— Selected passage —
## begin

Military: New fighting in Sri Lanka kills 22 despite rebels' cease-fire offer
Mon July 28, 2008 03:21 EDT .
RAVI NESSMAN - Associated Press Writer - COLOMBO, Sri Lanka - (AP) Sri Lankan troops launched a wave of attacks on Tamil Tiger bunkers that killed 18 guerrillas and four soldiers, despite a rebel decision to implement a temporary, unilateral cease-fire, the military said Monday.
The rebels said last week they would halt attacks for 10 days starting last Saturday as a goodwill gesture in honor of a summit of South Asian leaders to be held in Colombo.
However, the group said it would retain the right to defend itself if the government pressed ahead with its offensive against their de facto state in the north.
Sri Lankan officials gave conflicting responses to the cease-fire declaration, with some military officials saying halting the offensive now, after several important victories in recent days, would give the rebels time to regroup.
On Saturday, as the cease-fire was to start, government forces killed 12 rebels across the battlefront, the military said.
Fighting continued Sunday, with at least 16 different battles breaking out in the Welioya and Vavuniya regions, some of them sparked by government attacks on the rebels' bunker lines, the military said Monday. The rebels also carried out at least five roadside bombings against troops, the military said.

## end

— Given task —
Answer these questions from the Sri Lanka article:
1. For how many days did the rebels say they would halt attacks?
2. According to the military, how many rebels did government forces kill on Saturday?
3. At least how many roadside bombings did the rebels carry out against troops?
The listing that comes next is taken from a separate source and has no connection to the Sri Lanka article.

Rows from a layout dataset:
## begin

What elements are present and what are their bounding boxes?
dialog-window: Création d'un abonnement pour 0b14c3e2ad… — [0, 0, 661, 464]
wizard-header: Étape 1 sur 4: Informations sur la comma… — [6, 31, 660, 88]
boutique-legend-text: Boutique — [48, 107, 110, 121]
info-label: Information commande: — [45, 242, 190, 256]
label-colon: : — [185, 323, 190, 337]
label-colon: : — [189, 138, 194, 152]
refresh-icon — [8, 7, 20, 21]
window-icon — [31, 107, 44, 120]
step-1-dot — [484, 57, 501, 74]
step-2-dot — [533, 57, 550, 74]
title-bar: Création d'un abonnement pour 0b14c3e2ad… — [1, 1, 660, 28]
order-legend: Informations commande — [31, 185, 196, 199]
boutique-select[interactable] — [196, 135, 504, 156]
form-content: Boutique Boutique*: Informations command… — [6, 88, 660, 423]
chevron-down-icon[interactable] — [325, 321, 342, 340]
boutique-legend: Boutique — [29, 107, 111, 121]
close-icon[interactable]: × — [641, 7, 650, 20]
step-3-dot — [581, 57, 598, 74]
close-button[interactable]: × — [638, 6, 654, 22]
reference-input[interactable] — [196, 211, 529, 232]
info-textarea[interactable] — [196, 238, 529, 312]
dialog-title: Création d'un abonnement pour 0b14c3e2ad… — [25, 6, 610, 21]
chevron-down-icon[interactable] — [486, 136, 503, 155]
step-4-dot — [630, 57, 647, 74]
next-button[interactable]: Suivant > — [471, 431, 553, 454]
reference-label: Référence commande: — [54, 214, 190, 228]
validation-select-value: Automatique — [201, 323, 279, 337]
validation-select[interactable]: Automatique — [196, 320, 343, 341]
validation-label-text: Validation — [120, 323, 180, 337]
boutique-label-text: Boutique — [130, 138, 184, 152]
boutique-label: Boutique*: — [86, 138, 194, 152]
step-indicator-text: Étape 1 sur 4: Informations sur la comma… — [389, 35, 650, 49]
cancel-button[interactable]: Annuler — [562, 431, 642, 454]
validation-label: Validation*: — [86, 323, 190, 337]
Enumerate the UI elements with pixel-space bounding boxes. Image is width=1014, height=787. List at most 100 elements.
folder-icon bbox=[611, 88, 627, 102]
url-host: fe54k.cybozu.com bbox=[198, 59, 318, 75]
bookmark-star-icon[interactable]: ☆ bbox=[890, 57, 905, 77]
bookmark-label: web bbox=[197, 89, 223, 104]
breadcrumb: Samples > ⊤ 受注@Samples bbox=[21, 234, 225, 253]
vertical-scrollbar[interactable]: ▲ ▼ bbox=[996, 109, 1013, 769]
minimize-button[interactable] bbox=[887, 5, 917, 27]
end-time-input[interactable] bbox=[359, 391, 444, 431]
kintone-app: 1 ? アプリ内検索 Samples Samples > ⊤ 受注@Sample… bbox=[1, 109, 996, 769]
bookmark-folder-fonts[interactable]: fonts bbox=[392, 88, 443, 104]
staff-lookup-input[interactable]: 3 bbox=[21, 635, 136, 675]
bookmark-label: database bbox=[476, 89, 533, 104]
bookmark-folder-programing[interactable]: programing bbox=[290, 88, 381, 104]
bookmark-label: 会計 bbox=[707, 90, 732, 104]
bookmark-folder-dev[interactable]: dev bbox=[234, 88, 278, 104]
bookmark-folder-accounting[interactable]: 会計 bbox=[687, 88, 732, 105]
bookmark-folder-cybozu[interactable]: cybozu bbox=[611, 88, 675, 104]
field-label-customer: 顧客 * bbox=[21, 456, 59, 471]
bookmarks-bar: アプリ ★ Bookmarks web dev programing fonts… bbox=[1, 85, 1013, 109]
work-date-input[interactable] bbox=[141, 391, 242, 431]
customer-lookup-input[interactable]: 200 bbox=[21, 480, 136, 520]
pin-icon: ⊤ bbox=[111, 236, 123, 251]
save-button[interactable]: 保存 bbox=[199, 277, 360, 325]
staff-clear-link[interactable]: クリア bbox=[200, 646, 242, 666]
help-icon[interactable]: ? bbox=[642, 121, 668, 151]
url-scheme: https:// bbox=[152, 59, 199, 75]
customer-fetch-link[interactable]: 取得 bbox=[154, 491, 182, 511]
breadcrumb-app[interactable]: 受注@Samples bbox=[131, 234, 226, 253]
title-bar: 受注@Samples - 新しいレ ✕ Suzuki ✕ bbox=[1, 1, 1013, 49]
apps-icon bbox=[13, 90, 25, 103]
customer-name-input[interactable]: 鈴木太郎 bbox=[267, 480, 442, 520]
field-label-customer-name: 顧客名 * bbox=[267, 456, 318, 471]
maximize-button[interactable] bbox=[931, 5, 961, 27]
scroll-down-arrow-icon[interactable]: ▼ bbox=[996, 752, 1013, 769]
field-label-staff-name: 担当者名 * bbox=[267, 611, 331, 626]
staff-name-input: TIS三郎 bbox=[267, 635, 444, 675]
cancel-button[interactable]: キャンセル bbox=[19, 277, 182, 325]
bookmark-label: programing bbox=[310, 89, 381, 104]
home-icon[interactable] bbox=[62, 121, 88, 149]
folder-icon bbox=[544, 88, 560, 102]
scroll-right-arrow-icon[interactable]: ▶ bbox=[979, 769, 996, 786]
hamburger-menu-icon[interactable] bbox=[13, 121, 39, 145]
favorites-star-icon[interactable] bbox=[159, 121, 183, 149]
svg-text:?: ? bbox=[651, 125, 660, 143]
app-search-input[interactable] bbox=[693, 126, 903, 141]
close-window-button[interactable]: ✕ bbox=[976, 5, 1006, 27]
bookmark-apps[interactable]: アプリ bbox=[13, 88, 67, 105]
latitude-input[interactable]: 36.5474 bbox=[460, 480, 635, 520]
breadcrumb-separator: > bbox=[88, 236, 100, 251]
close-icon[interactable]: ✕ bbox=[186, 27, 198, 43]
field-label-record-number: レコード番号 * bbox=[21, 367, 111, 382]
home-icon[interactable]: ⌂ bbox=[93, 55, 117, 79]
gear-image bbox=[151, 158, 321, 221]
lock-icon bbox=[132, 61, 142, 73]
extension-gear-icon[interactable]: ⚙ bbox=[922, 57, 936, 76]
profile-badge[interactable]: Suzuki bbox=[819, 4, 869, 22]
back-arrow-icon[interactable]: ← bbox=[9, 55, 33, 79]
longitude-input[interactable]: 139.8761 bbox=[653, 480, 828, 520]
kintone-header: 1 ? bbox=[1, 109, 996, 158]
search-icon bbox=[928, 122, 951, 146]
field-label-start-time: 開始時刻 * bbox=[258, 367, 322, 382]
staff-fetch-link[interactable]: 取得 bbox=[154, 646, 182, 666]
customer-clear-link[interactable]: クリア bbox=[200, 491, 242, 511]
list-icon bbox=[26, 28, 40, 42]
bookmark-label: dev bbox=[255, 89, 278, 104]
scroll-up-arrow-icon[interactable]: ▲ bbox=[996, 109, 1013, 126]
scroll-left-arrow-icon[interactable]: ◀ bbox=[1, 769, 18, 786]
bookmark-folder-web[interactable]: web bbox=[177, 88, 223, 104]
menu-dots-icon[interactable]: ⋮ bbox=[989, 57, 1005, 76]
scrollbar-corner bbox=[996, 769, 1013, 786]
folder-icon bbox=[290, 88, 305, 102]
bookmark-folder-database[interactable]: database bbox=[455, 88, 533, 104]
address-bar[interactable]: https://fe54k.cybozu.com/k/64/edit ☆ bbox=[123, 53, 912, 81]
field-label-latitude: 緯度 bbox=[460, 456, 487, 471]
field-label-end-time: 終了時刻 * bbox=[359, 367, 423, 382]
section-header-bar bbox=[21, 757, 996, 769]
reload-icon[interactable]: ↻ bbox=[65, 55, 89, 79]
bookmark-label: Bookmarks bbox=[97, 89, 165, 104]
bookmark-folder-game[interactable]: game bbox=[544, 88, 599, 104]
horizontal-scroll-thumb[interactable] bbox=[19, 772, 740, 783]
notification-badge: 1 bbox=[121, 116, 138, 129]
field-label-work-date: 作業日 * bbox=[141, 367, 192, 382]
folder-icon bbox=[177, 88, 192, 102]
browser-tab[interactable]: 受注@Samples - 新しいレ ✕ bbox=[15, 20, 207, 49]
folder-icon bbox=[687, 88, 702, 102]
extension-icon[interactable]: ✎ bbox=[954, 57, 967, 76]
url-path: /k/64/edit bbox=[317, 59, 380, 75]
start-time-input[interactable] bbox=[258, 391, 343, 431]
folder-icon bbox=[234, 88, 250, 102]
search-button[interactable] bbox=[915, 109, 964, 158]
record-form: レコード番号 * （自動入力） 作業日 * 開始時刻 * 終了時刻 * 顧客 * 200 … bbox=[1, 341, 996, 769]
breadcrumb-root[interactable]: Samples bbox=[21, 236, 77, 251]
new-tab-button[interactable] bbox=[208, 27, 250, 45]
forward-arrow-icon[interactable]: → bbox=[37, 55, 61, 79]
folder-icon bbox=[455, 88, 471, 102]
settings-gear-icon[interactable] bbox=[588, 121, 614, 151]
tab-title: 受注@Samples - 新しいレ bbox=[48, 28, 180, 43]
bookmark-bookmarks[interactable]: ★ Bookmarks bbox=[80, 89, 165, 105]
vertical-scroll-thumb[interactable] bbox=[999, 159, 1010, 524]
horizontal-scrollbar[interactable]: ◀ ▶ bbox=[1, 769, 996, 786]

## end

— Task result —
1. 10 days
2. 12
3. At least five